* _Given request_: Return the lines below that carry the word "this".

━━━ Provided information

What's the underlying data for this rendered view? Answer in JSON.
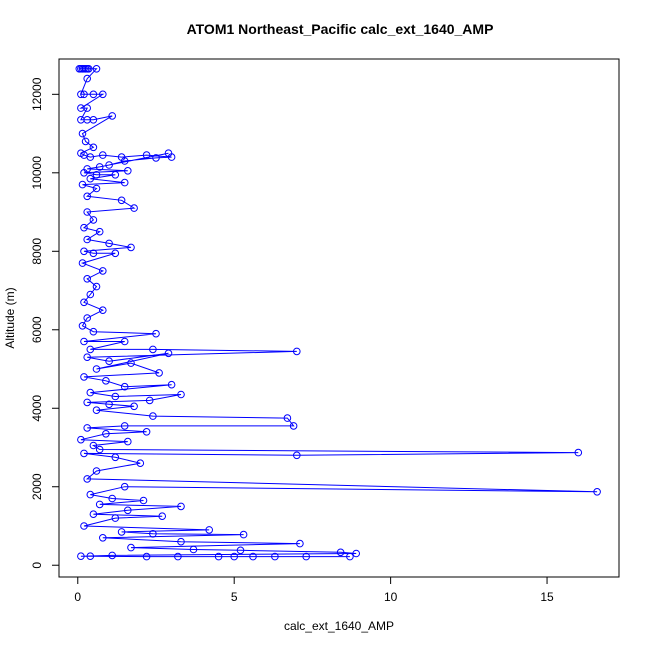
{
  "chart_data": {
    "type": "line",
    "title": "ATOM1 Northeast_Pacific calc_ext_1640_AMP",
    "xlabel": "calc_ext_1640_AMP",
    "ylabel": "Altitude (m)",
    "xlim": [
      -0.6,
      17.3
    ],
    "ylim": [
      -300,
      12900
    ],
    "xticks": [
      0,
      5,
      10,
      15
    ],
    "yticks": [
      0,
      2000,
      4000,
      6000,
      8000,
      10000,
      12000
    ],
    "grid": false,
    "legend": "none",
    "series": [
      {
        "color": "#0000ff",
        "marker": "open-circle",
        "points": [
          [
            0.05,
            12650
          ],
          [
            0.1,
            12650
          ],
          [
            0.15,
            12650
          ],
          [
            0.2,
            12650
          ],
          [
            0.25,
            12650
          ],
          [
            0.3,
            12650
          ],
          [
            0.35,
            12650
          ],
          [
            0.6,
            12650
          ],
          [
            0.3,
            12400
          ],
          [
            0.1,
            12000
          ],
          [
            0.2,
            12000
          ],
          [
            0.5,
            12000
          ],
          [
            0.8,
            12000
          ],
          [
            0.1,
            11650
          ],
          [
            0.3,
            11650
          ],
          [
            0.1,
            11350
          ],
          [
            0.3,
            11350
          ],
          [
            0.5,
            11350
          ],
          [
            1.1,
            11450
          ],
          [
            0.15,
            11000
          ],
          [
            0.25,
            10800
          ],
          [
            0.5,
            10650
          ],
          [
            0.1,
            10500
          ],
          [
            0.2,
            10450
          ],
          [
            0.4,
            10400
          ],
          [
            0.8,
            10450
          ],
          [
            1.4,
            10400
          ],
          [
            2.2,
            10450
          ],
          [
            3.0,
            10400
          ],
          [
            2.5,
            10380
          ],
          [
            1.5,
            10300
          ],
          [
            1.0,
            10200
          ],
          [
            2.9,
            10500
          ],
          [
            0.7,
            10150
          ],
          [
            0.3,
            10100
          ],
          [
            1.6,
            10050
          ],
          [
            0.2,
            10000
          ],
          [
            0.6,
            9950
          ],
          [
            1.2,
            9950
          ],
          [
            0.4,
            9850
          ],
          [
            1.5,
            9750
          ],
          [
            0.15,
            9700
          ],
          [
            0.6,
            9600
          ],
          [
            0.3,
            9400
          ],
          [
            1.4,
            9300
          ],
          [
            1.8,
            9100
          ],
          [
            0.3,
            9000
          ],
          [
            0.5,
            8800
          ],
          [
            0.2,
            8600
          ],
          [
            0.7,
            8500
          ],
          [
            0.3,
            8300
          ],
          [
            1.0,
            8200
          ],
          [
            1.7,
            8100
          ],
          [
            0.2,
            8000
          ],
          [
            0.5,
            7950
          ],
          [
            1.2,
            7950
          ],
          [
            0.15,
            7700
          ],
          [
            0.8,
            7500
          ],
          [
            0.3,
            7300
          ],
          [
            0.6,
            7100
          ],
          [
            0.4,
            6900
          ],
          [
            0.2,
            6700
          ],
          [
            0.8,
            6500
          ],
          [
            0.3,
            6300
          ],
          [
            0.15,
            6100
          ],
          [
            0.5,
            5950
          ],
          [
            2.5,
            5900
          ],
          [
            0.2,
            5700
          ],
          [
            1.5,
            5700
          ],
          [
            0.4,
            5500
          ],
          [
            2.4,
            5500
          ],
          [
            7.0,
            5450
          ],
          [
            0.3,
            5300
          ],
          [
            1.0,
            5200
          ],
          [
            2.9,
            5400
          ],
          [
            0.6,
            5000
          ],
          [
            1.7,
            5150
          ],
          [
            2.6,
            4900
          ],
          [
            0.2,
            4800
          ],
          [
            0.9,
            4700
          ],
          [
            1.5,
            4550
          ],
          [
            3.0,
            4600
          ],
          [
            0.4,
            4400
          ],
          [
            1.2,
            4300
          ],
          [
            3.3,
            4350
          ],
          [
            2.3,
            4200
          ],
          [
            0.3,
            4150
          ],
          [
            1.0,
            4100
          ],
          [
            1.8,
            4050
          ],
          [
            0.6,
            3950
          ],
          [
            2.4,
            3800
          ],
          [
            6.7,
            3750
          ],
          [
            6.9,
            3550
          ],
          [
            1.5,
            3550
          ],
          [
            0.3,
            3500
          ],
          [
            2.2,
            3400
          ],
          [
            0.9,
            3350
          ],
          [
            0.1,
            3200
          ],
          [
            1.6,
            3150
          ],
          [
            0.5,
            3050
          ],
          [
            0.7,
            2950
          ],
          [
            16.0,
            2870
          ],
          [
            7.0,
            2800
          ],
          [
            0.2,
            2850
          ],
          [
            1.2,
            2750
          ],
          [
            2.0,
            2600
          ],
          [
            0.6,
            2400
          ],
          [
            0.3,
            2200
          ],
          [
            16.6,
            1870
          ],
          [
            1.5,
            2000
          ],
          [
            0.4,
            1800
          ],
          [
            1.1,
            1700
          ],
          [
            2.1,
            1650
          ],
          [
            0.7,
            1550
          ],
          [
            3.3,
            1500
          ],
          [
            1.6,
            1400
          ],
          [
            0.5,
            1300
          ],
          [
            2.7,
            1250
          ],
          [
            1.2,
            1200
          ],
          [
            0.2,
            1000
          ],
          [
            4.2,
            900
          ],
          [
            1.4,
            850
          ],
          [
            2.4,
            800
          ],
          [
            5.3,
            780
          ],
          [
            0.8,
            700
          ],
          [
            3.3,
            600
          ],
          [
            7.1,
            550
          ],
          [
            1.7,
            450
          ],
          [
            3.7,
            400
          ],
          [
            5.2,
            380
          ],
          [
            8.4,
            330
          ],
          [
            8.9,
            300
          ],
          [
            1.1,
            250
          ],
          [
            0.1,
            230
          ],
          [
            0.4,
            230
          ],
          [
            2.2,
            220
          ],
          [
            3.2,
            220
          ],
          [
            4.5,
            220
          ],
          [
            5.0,
            220
          ],
          [
            5.6,
            220
          ],
          [
            6.3,
            220
          ],
          [
            7.3,
            220
          ],
          [
            8.7,
            220
          ]
        ]
      }
    ]
  }
}
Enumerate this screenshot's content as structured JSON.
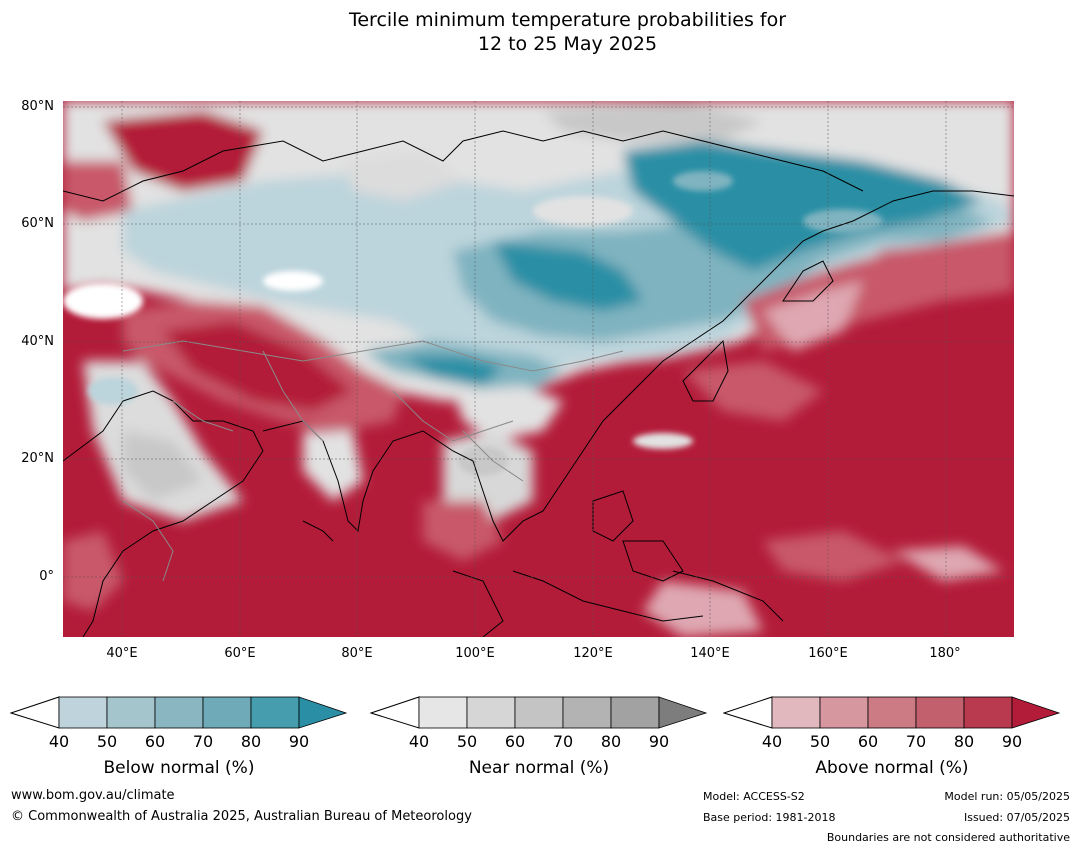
{
  "title_line1": "Tercile minimum temperature probabilities for",
  "title_line2": "12 to 25 May 2025",
  "map": {
    "lat_labels": [
      "80°N",
      "60°N",
      "40°N",
      "20°N",
      "0°"
    ],
    "lon_labels": [
      "40°E",
      "60°E",
      "80°E",
      "100°E",
      "120°E",
      "140°E",
      "160°E",
      "180°"
    ],
    "lon_range": [
      30,
      191
    ],
    "lat_range": [
      -10,
      81
    ],
    "colors": {
      "above_strong": "#b31c39",
      "above_mid": "#c8596a",
      "above_light": "#dea7b1",
      "near": "#e0e0e0",
      "near_dark": "#c8c8c8",
      "below_light": "#bcd4dc",
      "below_mid": "#7fb3c0",
      "below_strong": "#2a8fa5"
    }
  },
  "legends": [
    {
      "title": "Below normal (%)",
      "ticks": [
        "40",
        "50",
        "60",
        "70",
        "80",
        "90"
      ],
      "colors": [
        "#bed3db",
        "#a5c5cd",
        "#89b6c0",
        "#6eaab7",
        "#459dae",
        "#2a8fa5"
      ]
    },
    {
      "title": "Near normal (%)",
      "ticks": [
        "40",
        "50",
        "60",
        "70",
        "80",
        "90"
      ],
      "colors": [
        "#e6e6e6",
        "#d6d6d6",
        "#c4c4c4",
        "#b3b3b3",
        "#a2a2a2",
        "#7d7d7d"
      ]
    },
    {
      "title": "Above normal (%)",
      "ticks": [
        "40",
        "50",
        "60",
        "70",
        "80",
        "90"
      ],
      "colors": [
        "#e2b8bf",
        "#d6979f",
        "#cc7a84",
        "#c2606d",
        "#b93a4e",
        "#b31c39"
      ]
    }
  ],
  "footer": {
    "url": "www.bom.gov.au/climate",
    "copyright": "© Commonwealth of Australia 2025, Australian Bureau of Meteorology",
    "model": "Model: ACCESS-S2",
    "base_period": "Base period: 1981-2018",
    "model_run": "Model run: 05/05/2025",
    "issued": "Issued: 07/05/2025",
    "disclaimer": "Boundaries are not considered authoritative"
  }
}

━━━━━━

* _Output of the exercise_:
What's the underlying data for this rendered view? Answer in JSON.
Enumerate this screenshot's content as structured JSON.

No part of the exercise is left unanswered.